RECORDS FOR THE EXERCISE:
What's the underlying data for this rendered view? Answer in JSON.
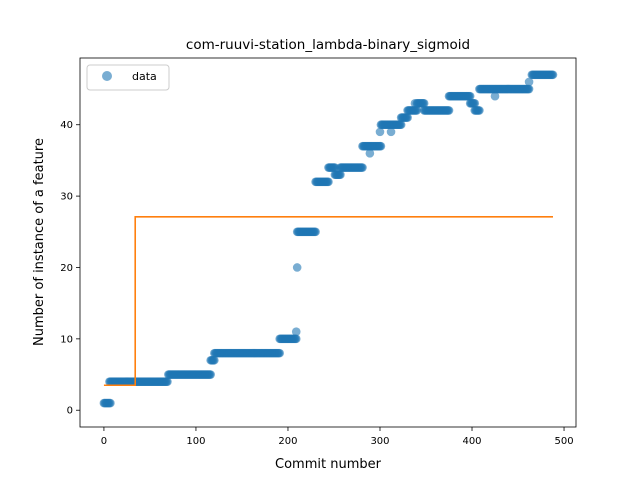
{
  "chart_data": {
    "type": "scatter",
    "title": "com-ruuvi-station_lambda-binary_sigmoid",
    "xlabel": "Commit number",
    "ylabel": "Number of instance of a feature",
    "xlim": [
      -26,
      513
    ],
    "ylim": [
      -2.35,
      49.35
    ],
    "xticks": [
      0,
      100,
      200,
      300,
      400,
      500
    ],
    "yticks": [
      0,
      10,
      20,
      30,
      40
    ],
    "grid": false,
    "legend": {
      "position": "top-left",
      "entries": [
        "data"
      ]
    },
    "colors": {
      "data": "#1f77b4",
      "fit": "#ff7f0e"
    },
    "series": [
      {
        "name": "data",
        "kind": "scatter",
        "segments": [
          {
            "x_start": 0,
            "x_end": 7,
            "y": 1
          },
          {
            "x_start": 6,
            "x_end": 69,
            "y": 4
          },
          {
            "x_start": 70,
            "x_end": 116,
            "y": 5
          },
          {
            "x_start": 116,
            "x_end": 120,
            "y": 7
          },
          {
            "x_start": 120,
            "x_end": 191,
            "y": 8
          },
          {
            "x_start": 191,
            "x_end": 209,
            "y": 10
          },
          {
            "x_start": 210,
            "x_end": 230,
            "y": 25
          },
          {
            "x_start": 230,
            "x_end": 244,
            "y": 32
          },
          {
            "x_start": 244,
            "x_end": 251,
            "y": 34
          },
          {
            "x_start": 251,
            "x_end": 257,
            "y": 33
          },
          {
            "x_start": 257,
            "x_end": 281,
            "y": 34
          },
          {
            "x_start": 281,
            "x_end": 301,
            "y": 37
          },
          {
            "x_start": 301,
            "x_end": 323,
            "y": 40
          },
          {
            "x_start": 323,
            "x_end": 330,
            "y": 41
          },
          {
            "x_start": 330,
            "x_end": 340,
            "y": 42
          },
          {
            "x_start": 340,
            "x_end": 348,
            "y": 43
          },
          {
            "x_start": 348,
            "x_end": 375,
            "y": 42
          },
          {
            "x_start": 375,
            "x_end": 398,
            "y": 44
          },
          {
            "x_start": 398,
            "x_end": 403,
            "y": 43
          },
          {
            "x_start": 403,
            "x_end": 408,
            "y": 42
          },
          {
            "x_start": 408,
            "x_end": 462,
            "y": 45
          },
          {
            "x_start": 465,
            "x_end": 488,
            "y": 47
          }
        ],
        "points": [
          {
            "x": 209,
            "y": 11
          },
          {
            "x": 210,
            "y": 20
          },
          {
            "x": 289,
            "y": 36
          },
          {
            "x": 300,
            "y": 39
          },
          {
            "x": 312,
            "y": 39
          },
          {
            "x": 338,
            "y": 43
          },
          {
            "x": 425,
            "y": 44
          },
          {
            "x": 462,
            "y": 46
          }
        ]
      },
      {
        "name": "",
        "kind": "line",
        "x": [
          0,
          34,
          34,
          488
        ],
        "y": [
          3.5,
          3.5,
          27.1,
          27.1
        ]
      }
    ]
  }
}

EXERCISE TASK: Reproduce the entries above exactly. Do not include the images.

TASK ANSWER:
What's the underlying data for this rendered view? Answer in JSON.
{
  "chart_data": {
    "type": "scatter",
    "title": "com-ruuvi-station_lambda-binary_sigmoid",
    "xlabel": "Commit number",
    "ylabel": "Number of instance of a feature",
    "xlim": [
      -26,
      513
    ],
    "ylim": [
      -2.35,
      49.35
    ],
    "xticks": [
      0,
      100,
      200,
      300,
      400,
      500
    ],
    "yticks": [
      0,
      10,
      20,
      30,
      40
    ],
    "grid": false,
    "legend": {
      "position": "top-left",
      "entries": [
        "data"
      ]
    },
    "colors": {
      "data": "#1f77b4",
      "fit": "#ff7f0e"
    },
    "series": [
      {
        "name": "data",
        "kind": "scatter",
        "segments": [
          {
            "x_start": 0,
            "x_end": 7,
            "y": 1
          },
          {
            "x_start": 6,
            "x_end": 69,
            "y": 4
          },
          {
            "x_start": 70,
            "x_end": 116,
            "y": 5
          },
          {
            "x_start": 116,
            "x_end": 120,
            "y": 7
          },
          {
            "x_start": 120,
            "x_end": 191,
            "y": 8
          },
          {
            "x_start": 191,
            "x_end": 209,
            "y": 10
          },
          {
            "x_start": 210,
            "x_end": 230,
            "y": 25
          },
          {
            "x_start": 230,
            "x_end": 244,
            "y": 32
          },
          {
            "x_start": 244,
            "x_end": 251,
            "y": 34
          },
          {
            "x_start": 251,
            "x_end": 257,
            "y": 33
          },
          {
            "x_start": 257,
            "x_end": 281,
            "y": 34
          },
          {
            "x_start": 281,
            "x_end": 301,
            "y": 37
          },
          {
            "x_start": 301,
            "x_end": 323,
            "y": 40
          },
          {
            "x_start": 323,
            "x_end": 330,
            "y": 41
          },
          {
            "x_start": 330,
            "x_end": 340,
            "y": 42
          },
          {
            "x_start": 340,
            "x_end": 348,
            "y": 43
          },
          {
            "x_start": 348,
            "x_end": 375,
            "y": 42
          },
          {
            "x_start": 375,
            "x_end": 398,
            "y": 44
          },
          {
            "x_start": 398,
            "x_end": 403,
            "y": 43
          },
          {
            "x_start": 403,
            "x_end": 408,
            "y": 42
          },
          {
            "x_start": 408,
            "x_end": 462,
            "y": 45
          },
          {
            "x_start": 465,
            "x_end": 488,
            "y": 47
          }
        ],
        "points": [
          {
            "x": 209,
            "y": 11
          },
          {
            "x": 210,
            "y": 20
          },
          {
            "x": 289,
            "y": 36
          },
          {
            "x": 300,
            "y": 39
          },
          {
            "x": 312,
            "y": 39
          },
          {
            "x": 338,
            "y": 43
          },
          {
            "x": 425,
            "y": 44
          },
          {
            "x": 462,
            "y": 46
          }
        ]
      },
      {
        "name": "",
        "kind": "line",
        "x": [
          0,
          34,
          34,
          488
        ],
        "y": [
          3.5,
          3.5,
          27.1,
          27.1
        ]
      }
    ]
  }
}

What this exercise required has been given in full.